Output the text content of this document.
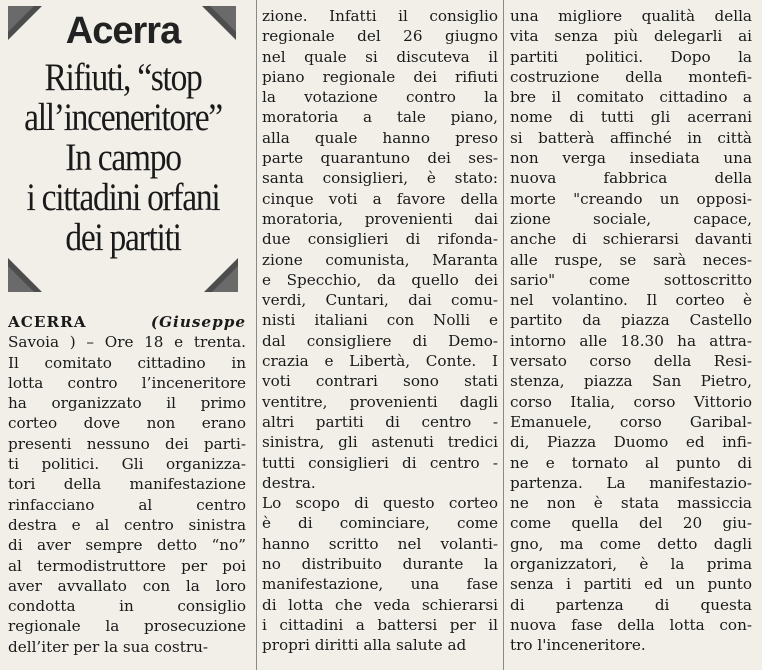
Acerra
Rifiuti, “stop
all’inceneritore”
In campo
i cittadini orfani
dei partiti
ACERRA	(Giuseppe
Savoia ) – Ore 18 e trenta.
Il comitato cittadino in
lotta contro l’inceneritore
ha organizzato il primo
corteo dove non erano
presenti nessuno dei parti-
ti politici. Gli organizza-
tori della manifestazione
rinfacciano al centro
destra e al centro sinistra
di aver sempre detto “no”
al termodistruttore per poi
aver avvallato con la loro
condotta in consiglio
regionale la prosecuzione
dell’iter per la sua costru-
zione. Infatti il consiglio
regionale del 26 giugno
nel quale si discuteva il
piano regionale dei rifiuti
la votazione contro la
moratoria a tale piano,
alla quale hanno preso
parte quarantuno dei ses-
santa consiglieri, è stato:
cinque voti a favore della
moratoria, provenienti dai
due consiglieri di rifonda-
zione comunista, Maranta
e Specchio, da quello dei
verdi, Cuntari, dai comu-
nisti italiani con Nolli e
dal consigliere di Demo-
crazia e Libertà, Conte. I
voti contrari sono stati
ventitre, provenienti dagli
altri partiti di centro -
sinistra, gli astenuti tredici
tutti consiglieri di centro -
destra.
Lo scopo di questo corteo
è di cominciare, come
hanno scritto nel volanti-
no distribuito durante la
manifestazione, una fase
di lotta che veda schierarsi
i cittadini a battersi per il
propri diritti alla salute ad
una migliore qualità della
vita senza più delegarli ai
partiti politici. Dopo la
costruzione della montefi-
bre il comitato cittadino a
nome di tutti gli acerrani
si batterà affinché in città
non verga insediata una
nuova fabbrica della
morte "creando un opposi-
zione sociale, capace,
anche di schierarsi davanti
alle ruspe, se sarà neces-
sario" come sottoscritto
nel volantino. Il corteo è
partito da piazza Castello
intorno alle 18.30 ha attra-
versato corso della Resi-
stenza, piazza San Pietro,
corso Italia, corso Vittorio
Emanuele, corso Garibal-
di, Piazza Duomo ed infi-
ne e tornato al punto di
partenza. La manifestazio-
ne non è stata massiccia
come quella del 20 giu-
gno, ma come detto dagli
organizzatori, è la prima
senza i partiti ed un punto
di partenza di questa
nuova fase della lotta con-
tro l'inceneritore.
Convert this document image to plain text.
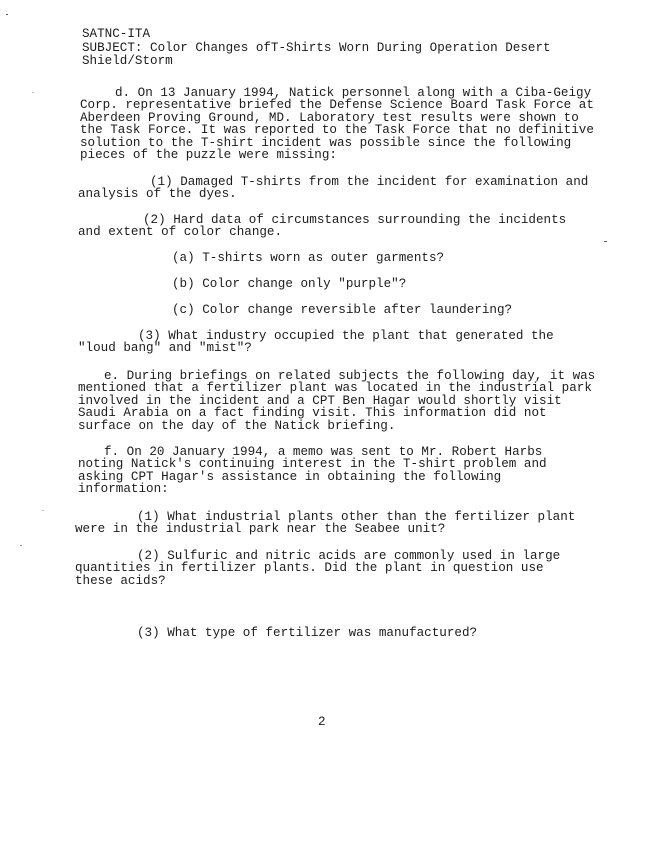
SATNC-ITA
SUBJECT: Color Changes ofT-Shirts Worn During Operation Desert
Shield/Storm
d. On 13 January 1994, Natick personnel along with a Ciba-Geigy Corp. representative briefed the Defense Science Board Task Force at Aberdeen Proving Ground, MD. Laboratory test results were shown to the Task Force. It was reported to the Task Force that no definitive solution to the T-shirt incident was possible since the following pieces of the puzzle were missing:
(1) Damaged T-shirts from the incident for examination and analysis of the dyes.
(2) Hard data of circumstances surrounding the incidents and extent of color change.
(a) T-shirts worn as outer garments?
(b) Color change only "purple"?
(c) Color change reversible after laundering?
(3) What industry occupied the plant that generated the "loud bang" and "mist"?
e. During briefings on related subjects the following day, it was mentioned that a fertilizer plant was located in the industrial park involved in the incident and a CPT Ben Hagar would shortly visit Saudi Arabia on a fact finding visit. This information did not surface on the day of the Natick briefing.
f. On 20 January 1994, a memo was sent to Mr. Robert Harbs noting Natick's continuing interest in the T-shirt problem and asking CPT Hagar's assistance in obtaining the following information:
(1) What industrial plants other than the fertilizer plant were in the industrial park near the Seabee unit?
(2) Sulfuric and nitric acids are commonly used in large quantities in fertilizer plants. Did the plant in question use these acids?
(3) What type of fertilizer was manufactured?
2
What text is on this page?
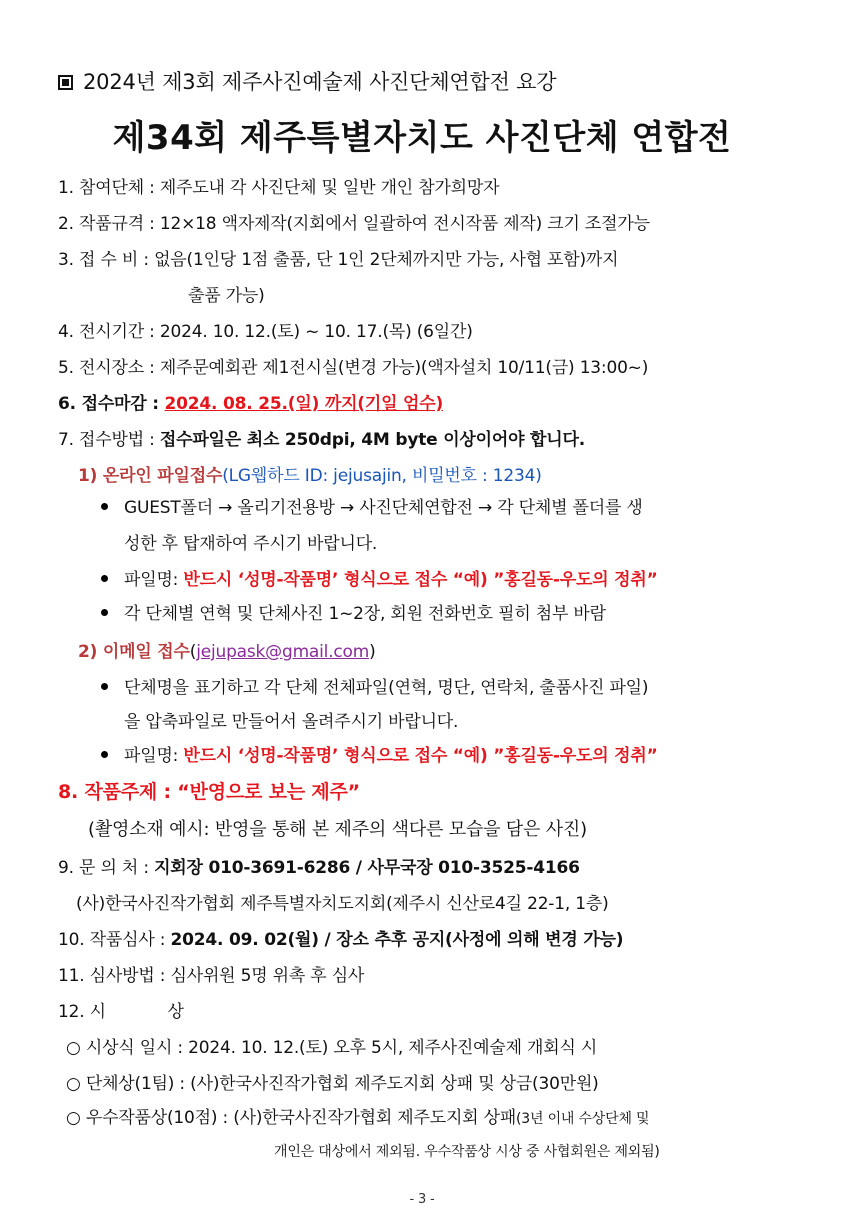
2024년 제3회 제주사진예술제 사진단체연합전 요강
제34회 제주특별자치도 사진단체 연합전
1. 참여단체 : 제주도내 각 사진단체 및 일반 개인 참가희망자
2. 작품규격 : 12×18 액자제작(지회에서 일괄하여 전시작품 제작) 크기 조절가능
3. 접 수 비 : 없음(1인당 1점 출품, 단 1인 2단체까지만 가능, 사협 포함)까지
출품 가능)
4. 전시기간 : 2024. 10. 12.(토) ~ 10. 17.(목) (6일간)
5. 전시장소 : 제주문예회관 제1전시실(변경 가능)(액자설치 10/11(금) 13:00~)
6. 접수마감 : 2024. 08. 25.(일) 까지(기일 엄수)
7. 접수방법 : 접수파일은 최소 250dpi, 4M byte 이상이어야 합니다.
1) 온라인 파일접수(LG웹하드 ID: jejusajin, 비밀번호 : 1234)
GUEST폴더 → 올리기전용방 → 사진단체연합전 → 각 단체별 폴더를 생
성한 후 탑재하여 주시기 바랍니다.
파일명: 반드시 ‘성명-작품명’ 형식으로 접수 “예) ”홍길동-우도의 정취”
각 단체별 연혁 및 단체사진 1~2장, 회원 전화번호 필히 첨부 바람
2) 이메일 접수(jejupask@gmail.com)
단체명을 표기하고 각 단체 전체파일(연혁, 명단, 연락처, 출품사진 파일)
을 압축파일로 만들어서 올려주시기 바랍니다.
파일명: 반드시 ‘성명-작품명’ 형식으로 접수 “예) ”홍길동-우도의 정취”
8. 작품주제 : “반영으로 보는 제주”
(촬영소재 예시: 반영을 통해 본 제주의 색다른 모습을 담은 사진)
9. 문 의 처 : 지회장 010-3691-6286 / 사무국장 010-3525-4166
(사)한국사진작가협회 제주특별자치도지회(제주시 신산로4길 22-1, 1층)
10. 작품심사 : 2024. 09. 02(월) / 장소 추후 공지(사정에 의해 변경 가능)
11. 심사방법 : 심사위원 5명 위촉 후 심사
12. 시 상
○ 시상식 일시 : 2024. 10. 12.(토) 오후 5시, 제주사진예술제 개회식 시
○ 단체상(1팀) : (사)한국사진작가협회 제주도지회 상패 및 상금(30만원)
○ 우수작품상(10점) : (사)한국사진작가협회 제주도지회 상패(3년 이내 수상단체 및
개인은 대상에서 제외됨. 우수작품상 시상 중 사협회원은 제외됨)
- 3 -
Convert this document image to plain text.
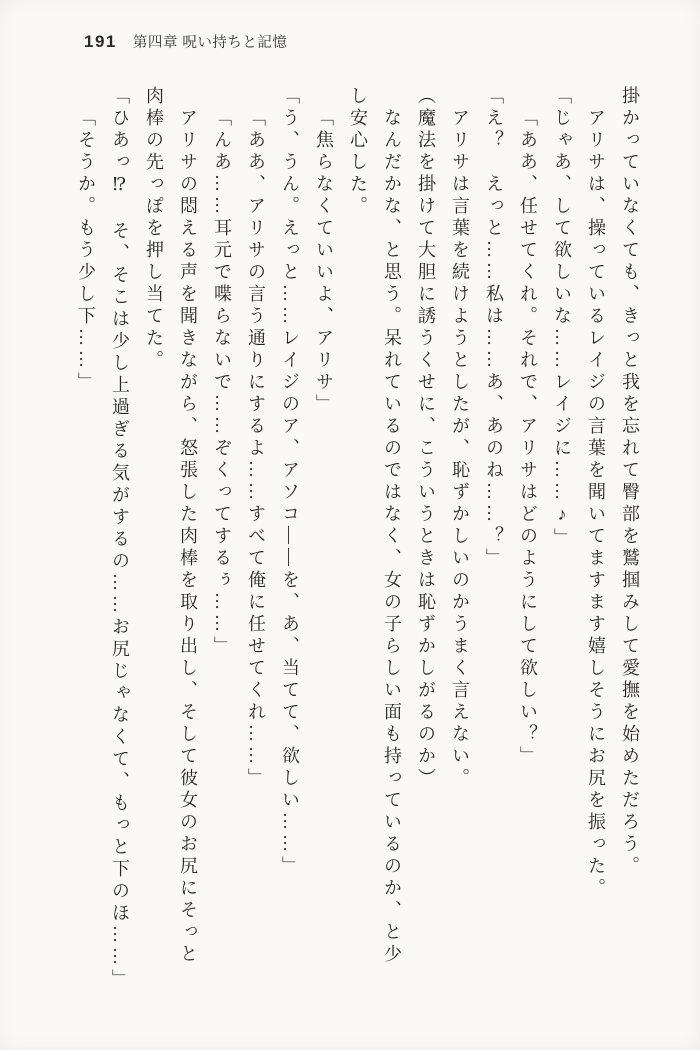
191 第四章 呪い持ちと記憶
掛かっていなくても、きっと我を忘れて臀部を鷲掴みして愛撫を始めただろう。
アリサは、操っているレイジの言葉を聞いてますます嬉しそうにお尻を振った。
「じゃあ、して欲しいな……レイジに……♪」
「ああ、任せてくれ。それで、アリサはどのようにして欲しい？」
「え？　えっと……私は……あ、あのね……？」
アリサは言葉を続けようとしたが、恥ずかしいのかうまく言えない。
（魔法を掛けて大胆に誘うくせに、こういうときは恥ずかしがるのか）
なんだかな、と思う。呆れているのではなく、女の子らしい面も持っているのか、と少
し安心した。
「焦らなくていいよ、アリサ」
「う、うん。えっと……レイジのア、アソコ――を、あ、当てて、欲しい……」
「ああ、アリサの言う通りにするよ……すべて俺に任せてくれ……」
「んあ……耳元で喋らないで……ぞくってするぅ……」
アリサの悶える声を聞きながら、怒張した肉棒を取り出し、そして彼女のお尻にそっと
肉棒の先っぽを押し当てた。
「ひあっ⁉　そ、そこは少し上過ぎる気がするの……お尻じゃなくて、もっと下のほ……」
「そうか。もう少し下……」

◆ EXERCISE BRIEF
Without the pictures, restate each entry exactly.

◆ TASK RESPONSE
Output the text content of this document.
Acerra
Rifiuti, “stop
all’inceneritore”
In campo
i cittadini orfani
dei partiti
ACERRA	(Giuseppe
Savoia ) – Ore 18 e trenta.
Il comitato cittadino in
lotta contro l’inceneritore
ha organizzato il primo
corteo dove non erano
presenti nessuno dei parti-
ti politici. Gli organizza-
tori della manifestazione
rinfacciano al centro
destra e al centro sinistra
di aver sempre detto “no”
al termodistruttore per poi
aver avvallato con la loro
condotta in consiglio
regionale la prosecuzione
dell’iter per la sua costru-
zione. Infatti il consiglio
regionale del 26 giugno
nel quale si discuteva il
piano regionale dei rifiuti
la votazione contro la
moratoria a tale piano,
alla quale hanno preso
parte quarantuno dei ses-
santa consiglieri, è stato:
cinque voti a favore della
moratoria, provenienti dai
due consiglieri di rifonda-
zione comunista, Maranta
e Specchio, da quello dei
verdi, Cuntari, dai comu-
nisti italiani con Nolli e
dal consigliere di Demo-
crazia e Libertà, Conte. I
voti contrari sono stati
ventitre, provenienti dagli
altri partiti di centro -
sinistra, gli astenuti tredici
tutti consiglieri di centro -
destra.
Lo scopo di questo corteo
è di cominciare, come
hanno scritto nel volanti-
no distribuito durante la
manifestazione, una fase
di lotta che veda schierarsi
i cittadini a battersi per il
propri diritti alla salute ad
una migliore qualità della
vita senza più delegarli ai
partiti politici. Dopo la
costruzione della montefi-
bre il comitato cittadino a
nome di tutti gli acerrani
si batterà affinché in città
non verga insediata una
nuova fabbrica della
morte "creando un opposi-
zione sociale, capace,
anche di schierarsi davanti
alle ruspe, se sarà neces-
sario" come sottoscritto
nel volantino. Il corteo è
partito da piazza Castello
intorno alle 18.30 ha attra-
versato corso della Resi-
stenza, piazza San Pietro,
corso Italia, corso Vittorio
Emanuele, corso Garibal-
di, Piazza Duomo ed infi-
ne e tornato al punto di
partenza. La manifestazio-
ne non è stata massiccia
come quella del 20 giu-
gno, ma come detto dagli
organizzatori, è la prima
senza i partiti ed un punto
di partenza di questa
nuova fase della lotta con-
tro l'inceneritore.
Convert this document image to plain text.
SATNC-ITA
SUBJECT: Color Changes ofT-Shirts Worn During Operation Desert
Shield/Storm
d. On 13 January 1994, Natick personnel along with a Ciba-Geigy Corp. representative briefed the Defense Science Board Task Force at Aberdeen Proving Ground, MD. Laboratory test results were shown to the Task Force. It was reported to the Task Force that no definitive solution to the T-shirt incident was possible since the following pieces of the puzzle were missing:
(1) Damaged T-shirts from the incident for examination and analysis of the dyes.
(2) Hard data of circumstances surrounding the incidents and extent of color change.
(a) T-shirts worn as outer garments?
(b) Color change only "purple"?
(c) Color change reversible after laundering?
(3) What industry occupied the plant that generated the "loud bang" and "mist"?
e. During briefings on related subjects the following day, it was mentioned that a fertilizer plant was located in the industrial park involved in the incident and a CPT Ben Hagar would shortly visit Saudi Arabia on a fact finding visit. This information did not surface on the day of the Natick briefing.
f. On 20 January 1994, a memo was sent to Mr. Robert Harbs noting Natick's continuing interest in the T-shirt problem and asking CPT Hagar's assistance in obtaining the following information:
(1) What industrial plants other than the fertilizer plant were in the industrial park near the Seabee unit?
(2) Sulfuric and nitric acids are commonly used in large quantities in fertilizer plants. Did the plant in question use these acids?
(3) What type of fertilizer was manufactured?
2
What text is on this page?
2024년 제3회 제주사진예술제 사진단체연합전 요강
제34회 제주특별자치도 사진단체 연합전
1. 참여단체 : 제주도내 각 사진단체 및 일반 개인 참가희망자
2. 작품규격 : 12×18 액자제작(지회에서 일괄하여 전시작품 제작) 크기 조절가능
3. 접 수 비 : 없음(1인당 1점 출품, 단 1인 2단체까지만 가능, 사협 포함)까지
출품 가능)
4. 전시기간 : 2024. 10. 12.(토) ~ 10. 17.(목) (6일간)
5. 전시장소 : 제주문예회관 제1전시실(변경 가능)(액자설치 10/11(금) 13:00~)
6. 접수마감 : 2024. 08. 25.(일) 까지(기일 엄수)
7. 접수방법 : 접수파일은 최소 250dpi, 4M byte 이상이어야 합니다.
1) 온라인 파일접수(LG웹하드 ID: jejusajin, 비밀번호 : 1234)
GUEST폴더 → 올리기전용방 → 사진단체연합전 → 각 단체별 폴더를 생
성한 후 탑재하여 주시기 바랍니다.
파일명: 반드시 ‘성명-작품명’ 형식으로 접수 “예) ”홍길동-우도의 정취”
각 단체별 연혁 및 단체사진 1~2장, 회원 전화번호 필히 첨부 바람
2) 이메일 접수(jejupask@gmail.com)
단체명을 표기하고 각 단체 전체파일(연혁, 명단, 연락처, 출품사진 파일)
을 압축파일로 만들어서 올려주시기 바랍니다.
파일명: 반드시 ‘성명-작품명’ 형식으로 접수 “예) ”홍길동-우도의 정취”
8. 작품주제 : “반영으로 보는 제주”
(촬영소재 예시: 반영을 통해 본 제주의 색다른 모습을 담은 사진)
9. 문 의 처 : 지회장 010-3691-6286 / 사무국장 010-3525-4166
(사)한국사진작가협회 제주특별자치도지회(제주시 신산로4길 22-1, 1층)
10. 작품심사 : 2024. 09. 02(월) / 장소 추후 공지(사정에 의해 변경 가능)
11. 심사방법 : 심사위원 5명 위촉 후 심사
12. 시 상
○ 시상식 일시 : 2024. 10. 12.(토) 오후 5시, 제주사진예술제 개회식 시
○ 단체상(1팀) : (사)한국사진작가협회 제주도지회 상패 및 상금(30만원)
○ 우수작품상(10점) : (사)한국사진작가협회 제주도지회 상패(3년 이내 수상단체 및
개인은 대상에서 제외됨. 우수작품상 시상 중 사협회원은 제외됨)
- 3 -
Convert this document image to plain text.
191 第四章 呪い持ちと記憶
掛かっていなくても、きっと我を忘れて臀部を鷲掴みして愛撫を始めただろう。
アリサは、操っているレイジの言葉を聞いてますます嬉しそうにお尻を振った。
「じゃあ、して欲しいな……レイジに……♪」
「ああ、任せてくれ。それで、アリサはどのようにして欲しい？」
「え？　えっと……私は……あ、あのね……？」
アリサは言葉を続けようとしたが、恥ずかしいのかうまく言えない。
（魔法を掛けて大胆に誘うくせに、こういうときは恥ずかしがるのか）
なんだかな、と思う。呆れているのではなく、女の子らしい面も持っているのか、と少
し安心した。
「焦らなくていいよ、アリサ」
「う、うん。えっと……レイジのア、アソコ――を、あ、当てて、欲しい……」
「ああ、アリサの言う通りにするよ……すべて俺に任せてくれ……」
「んあ……耳元で喋らないで……ぞくってするぅ……」
アリサの悶える声を聞きながら、怒張した肉棒を取り出し、そして彼女のお尻にそっと
肉棒の先っぽを押し当てた。
「ひあっ⁉　そ、そこは少し上過ぎる気がするの……お尻じゃなくて、もっと下のほ……」
「そうか。もう少し下……」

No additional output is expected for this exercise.